# Aim:
The complete listing should be restated exactly.

# Material provided:
++++++++++++++++++++

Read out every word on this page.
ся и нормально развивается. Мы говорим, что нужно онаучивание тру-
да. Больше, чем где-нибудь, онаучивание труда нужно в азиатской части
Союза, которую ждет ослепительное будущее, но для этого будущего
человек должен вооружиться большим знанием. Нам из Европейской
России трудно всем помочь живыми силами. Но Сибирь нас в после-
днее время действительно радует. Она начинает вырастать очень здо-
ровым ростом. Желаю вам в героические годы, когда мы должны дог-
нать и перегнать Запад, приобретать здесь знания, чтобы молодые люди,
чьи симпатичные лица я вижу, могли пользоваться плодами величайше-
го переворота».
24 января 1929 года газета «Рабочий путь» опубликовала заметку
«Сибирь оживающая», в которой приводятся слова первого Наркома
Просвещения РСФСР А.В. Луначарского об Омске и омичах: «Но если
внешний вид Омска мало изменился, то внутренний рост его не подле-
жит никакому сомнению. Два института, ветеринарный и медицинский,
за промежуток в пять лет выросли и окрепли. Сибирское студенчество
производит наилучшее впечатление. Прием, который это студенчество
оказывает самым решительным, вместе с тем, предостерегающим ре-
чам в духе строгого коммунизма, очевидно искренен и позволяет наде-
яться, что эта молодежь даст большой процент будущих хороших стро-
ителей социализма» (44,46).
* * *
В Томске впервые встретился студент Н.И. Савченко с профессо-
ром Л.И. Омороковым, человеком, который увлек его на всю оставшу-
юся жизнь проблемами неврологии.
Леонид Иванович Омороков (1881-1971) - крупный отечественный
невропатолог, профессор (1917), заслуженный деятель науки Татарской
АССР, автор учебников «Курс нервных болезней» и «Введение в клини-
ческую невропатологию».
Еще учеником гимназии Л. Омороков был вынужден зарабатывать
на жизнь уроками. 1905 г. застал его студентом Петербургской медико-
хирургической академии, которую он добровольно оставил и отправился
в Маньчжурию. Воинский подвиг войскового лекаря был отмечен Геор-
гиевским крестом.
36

++++++++++++++++++++

# Response to the exercise:
Read out every word on this page.
ся и нормально развивается. Мы говорим, что нужно онаучивание тру-
да. Больше, чем где-нибудь, онаучивание труда нужно в азиатской части
Союза, которую ждет ослепительное будущее, но для этого будущего
человек должен вооружиться большим знанием. Нам из Европейской
России трудно всем помочь живыми силами. Но Сибирь нас в после-
днее время действительно радует. Она начинает вырастать очень здо-
ровым ростом. Желаю вам в героические годы, когда мы должны дог-
нать и перегнать Запад, приобретать здесь знания, чтобы молодые люди,
чьи симпатичные лица я вижу, могли пользоваться плодами величайше-
го переворота».
24 января 1929 года газета «Рабочий путь» опубликовала заметку
«Сибирь оживающая», в которой приводятся слова первого Наркома
Просвещения РСФСР А.В. Луначарского об Омске и омичах: «Но если
внешний вид Омска мало изменился, то внутренний рост его не подле-
жит никакому сомнению. Два института, ветеринарный и медицинский,
за промежуток в пять лет выросли и окрепли. Сибирское студенчество
производит наилучшее впечатление. Прием, который это студенчество
оказывает самым решительным, вместе с тем, предостерегающим ре-
чам в духе строгого коммунизма, очевидно искренен и позволяет наде-
яться, что эта молодежь даст большой процент будущих хороших стро-
ителей социализма» (44,46).
* * *
В Томске впервые встретился студент Н.И. Савченко с профессо-
ром Л.И. Омороковым, человеком, который увлек его на всю оставшу-
юся жизнь проблемами неврологии.
Леонид Иванович Омороков (1881-1971) - крупный отечественный
невропатолог, профессор (1917), заслуженный деятель науки Татарской
АССР, автор учебников «Курс нервных болезней» и «Введение в клини-
ческую невропатологию».
Еще учеником гимназии Л. Омороков был вынужден зарабатывать
на жизнь уроками. 1905 г. застал его студентом Петербургской медико-
хирургической академии, которую он добровольно оставил и отправился
в Маньчжурию. Воинский подвиг войскового лекаря был отмечен Геор-
гиевским крестом.
36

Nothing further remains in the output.